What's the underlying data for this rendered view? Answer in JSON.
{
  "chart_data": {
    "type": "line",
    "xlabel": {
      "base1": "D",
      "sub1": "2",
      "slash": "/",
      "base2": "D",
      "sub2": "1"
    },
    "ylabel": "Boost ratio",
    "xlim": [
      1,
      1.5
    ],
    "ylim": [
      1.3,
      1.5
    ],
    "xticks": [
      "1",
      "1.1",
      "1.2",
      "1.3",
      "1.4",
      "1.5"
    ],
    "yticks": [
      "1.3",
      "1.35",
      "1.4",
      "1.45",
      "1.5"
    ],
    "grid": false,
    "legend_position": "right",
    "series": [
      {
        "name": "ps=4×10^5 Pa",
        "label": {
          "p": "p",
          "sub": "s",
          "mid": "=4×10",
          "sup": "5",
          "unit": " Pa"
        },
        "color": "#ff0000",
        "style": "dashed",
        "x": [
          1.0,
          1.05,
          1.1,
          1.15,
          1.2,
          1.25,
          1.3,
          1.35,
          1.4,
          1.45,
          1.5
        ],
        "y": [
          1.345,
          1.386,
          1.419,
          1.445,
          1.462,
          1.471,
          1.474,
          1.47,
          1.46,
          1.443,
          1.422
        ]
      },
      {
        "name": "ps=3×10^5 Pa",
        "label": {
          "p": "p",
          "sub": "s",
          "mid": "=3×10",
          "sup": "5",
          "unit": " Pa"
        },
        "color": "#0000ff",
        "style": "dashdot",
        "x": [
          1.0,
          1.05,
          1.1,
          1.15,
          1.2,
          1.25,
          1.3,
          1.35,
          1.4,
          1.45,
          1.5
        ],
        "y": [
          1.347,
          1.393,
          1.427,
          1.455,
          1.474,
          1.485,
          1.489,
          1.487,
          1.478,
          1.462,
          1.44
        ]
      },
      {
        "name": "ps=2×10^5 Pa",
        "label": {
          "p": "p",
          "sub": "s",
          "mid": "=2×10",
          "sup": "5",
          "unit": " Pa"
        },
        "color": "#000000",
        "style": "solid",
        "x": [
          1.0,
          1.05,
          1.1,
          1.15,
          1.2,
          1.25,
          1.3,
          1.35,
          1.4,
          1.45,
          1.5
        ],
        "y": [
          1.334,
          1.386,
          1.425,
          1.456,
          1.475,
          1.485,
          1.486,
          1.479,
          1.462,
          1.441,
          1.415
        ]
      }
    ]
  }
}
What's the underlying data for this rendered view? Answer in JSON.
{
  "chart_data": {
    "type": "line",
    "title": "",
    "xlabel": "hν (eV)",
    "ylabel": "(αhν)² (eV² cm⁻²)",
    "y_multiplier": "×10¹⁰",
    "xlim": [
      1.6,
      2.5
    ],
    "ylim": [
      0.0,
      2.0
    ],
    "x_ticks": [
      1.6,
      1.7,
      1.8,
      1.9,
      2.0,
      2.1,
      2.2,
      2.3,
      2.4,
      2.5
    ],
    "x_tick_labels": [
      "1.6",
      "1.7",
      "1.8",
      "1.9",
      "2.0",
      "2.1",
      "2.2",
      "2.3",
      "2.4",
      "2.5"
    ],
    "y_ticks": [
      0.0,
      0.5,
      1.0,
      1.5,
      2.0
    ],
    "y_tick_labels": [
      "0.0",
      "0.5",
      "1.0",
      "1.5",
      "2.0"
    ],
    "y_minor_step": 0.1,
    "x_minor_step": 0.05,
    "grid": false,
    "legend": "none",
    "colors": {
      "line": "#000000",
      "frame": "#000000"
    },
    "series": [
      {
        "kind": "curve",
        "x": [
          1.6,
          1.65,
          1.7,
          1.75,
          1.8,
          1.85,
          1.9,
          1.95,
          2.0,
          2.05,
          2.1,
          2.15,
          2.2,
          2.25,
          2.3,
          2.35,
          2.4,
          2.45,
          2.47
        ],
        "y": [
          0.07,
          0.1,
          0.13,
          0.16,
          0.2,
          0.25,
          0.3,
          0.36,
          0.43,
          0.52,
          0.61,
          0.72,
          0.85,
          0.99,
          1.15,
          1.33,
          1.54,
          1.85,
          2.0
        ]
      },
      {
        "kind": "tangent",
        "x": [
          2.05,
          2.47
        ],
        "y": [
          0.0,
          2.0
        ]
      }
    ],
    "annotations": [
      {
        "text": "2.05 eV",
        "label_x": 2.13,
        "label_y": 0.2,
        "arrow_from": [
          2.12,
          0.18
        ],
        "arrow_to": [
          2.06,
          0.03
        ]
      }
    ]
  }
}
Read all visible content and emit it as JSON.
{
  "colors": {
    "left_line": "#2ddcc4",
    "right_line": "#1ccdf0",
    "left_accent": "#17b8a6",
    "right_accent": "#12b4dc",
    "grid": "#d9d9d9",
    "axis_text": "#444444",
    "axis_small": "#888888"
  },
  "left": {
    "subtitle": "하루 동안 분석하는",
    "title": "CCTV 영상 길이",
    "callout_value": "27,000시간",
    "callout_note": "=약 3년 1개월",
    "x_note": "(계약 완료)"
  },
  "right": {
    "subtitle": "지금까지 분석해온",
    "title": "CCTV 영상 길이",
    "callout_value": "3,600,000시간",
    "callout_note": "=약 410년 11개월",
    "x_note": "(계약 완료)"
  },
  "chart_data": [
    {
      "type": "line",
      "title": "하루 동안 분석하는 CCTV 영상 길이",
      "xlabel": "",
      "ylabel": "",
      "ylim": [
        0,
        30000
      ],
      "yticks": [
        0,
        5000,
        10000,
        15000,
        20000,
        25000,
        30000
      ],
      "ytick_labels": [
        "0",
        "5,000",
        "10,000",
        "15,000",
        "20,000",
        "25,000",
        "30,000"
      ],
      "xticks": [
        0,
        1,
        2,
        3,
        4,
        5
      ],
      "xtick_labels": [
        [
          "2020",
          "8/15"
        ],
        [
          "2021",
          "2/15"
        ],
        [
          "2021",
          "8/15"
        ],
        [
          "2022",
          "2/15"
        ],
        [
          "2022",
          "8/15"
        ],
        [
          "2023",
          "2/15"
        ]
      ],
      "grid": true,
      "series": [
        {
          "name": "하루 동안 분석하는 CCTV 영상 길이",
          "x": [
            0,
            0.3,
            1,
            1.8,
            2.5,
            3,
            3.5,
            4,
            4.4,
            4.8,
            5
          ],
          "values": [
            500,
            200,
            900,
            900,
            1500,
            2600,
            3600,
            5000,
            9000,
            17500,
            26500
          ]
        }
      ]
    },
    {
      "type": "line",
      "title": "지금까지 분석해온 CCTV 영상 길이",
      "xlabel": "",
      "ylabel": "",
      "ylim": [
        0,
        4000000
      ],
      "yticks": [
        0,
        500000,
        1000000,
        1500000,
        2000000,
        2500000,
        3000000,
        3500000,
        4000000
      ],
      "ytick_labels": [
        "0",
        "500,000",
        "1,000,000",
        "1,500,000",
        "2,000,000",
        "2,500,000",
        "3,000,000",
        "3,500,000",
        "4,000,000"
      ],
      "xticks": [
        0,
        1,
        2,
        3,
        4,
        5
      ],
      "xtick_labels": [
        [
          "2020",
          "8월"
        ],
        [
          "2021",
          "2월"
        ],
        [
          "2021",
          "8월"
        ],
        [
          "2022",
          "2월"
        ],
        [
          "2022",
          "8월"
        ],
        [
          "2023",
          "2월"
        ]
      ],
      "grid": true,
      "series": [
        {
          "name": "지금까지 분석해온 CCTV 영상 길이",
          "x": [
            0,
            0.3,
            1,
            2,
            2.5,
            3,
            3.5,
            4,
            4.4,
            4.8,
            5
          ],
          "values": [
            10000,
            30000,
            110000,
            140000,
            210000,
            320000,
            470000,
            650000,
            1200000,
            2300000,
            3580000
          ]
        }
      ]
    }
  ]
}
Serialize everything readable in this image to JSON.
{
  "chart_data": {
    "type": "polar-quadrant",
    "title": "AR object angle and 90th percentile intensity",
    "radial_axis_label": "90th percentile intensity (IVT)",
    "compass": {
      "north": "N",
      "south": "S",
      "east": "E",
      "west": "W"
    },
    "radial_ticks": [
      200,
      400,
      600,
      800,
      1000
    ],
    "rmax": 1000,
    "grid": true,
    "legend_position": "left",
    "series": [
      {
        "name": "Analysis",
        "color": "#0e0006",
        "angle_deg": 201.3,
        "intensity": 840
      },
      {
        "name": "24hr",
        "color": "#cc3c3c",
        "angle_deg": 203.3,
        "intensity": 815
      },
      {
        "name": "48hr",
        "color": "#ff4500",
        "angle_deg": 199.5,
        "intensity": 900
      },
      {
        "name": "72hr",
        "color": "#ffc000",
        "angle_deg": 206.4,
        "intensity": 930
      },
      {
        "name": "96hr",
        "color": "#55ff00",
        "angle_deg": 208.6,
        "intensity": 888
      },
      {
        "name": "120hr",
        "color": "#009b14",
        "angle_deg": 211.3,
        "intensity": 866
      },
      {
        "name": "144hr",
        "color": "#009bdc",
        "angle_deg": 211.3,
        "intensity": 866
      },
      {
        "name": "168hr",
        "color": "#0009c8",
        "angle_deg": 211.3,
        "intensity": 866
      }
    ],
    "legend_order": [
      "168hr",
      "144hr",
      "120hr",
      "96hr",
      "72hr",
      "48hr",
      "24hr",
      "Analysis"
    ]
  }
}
════════════════════
Exercise description:
Copy out every line from the data above that has "지금까지" in it.

The result:
    "subtitle": "지금까지 분석해온",
      "title": "지금까지 분석해온 CCTV 영상 길이",
          "name": "지금까지 분석해온 CCTV 영상 길이",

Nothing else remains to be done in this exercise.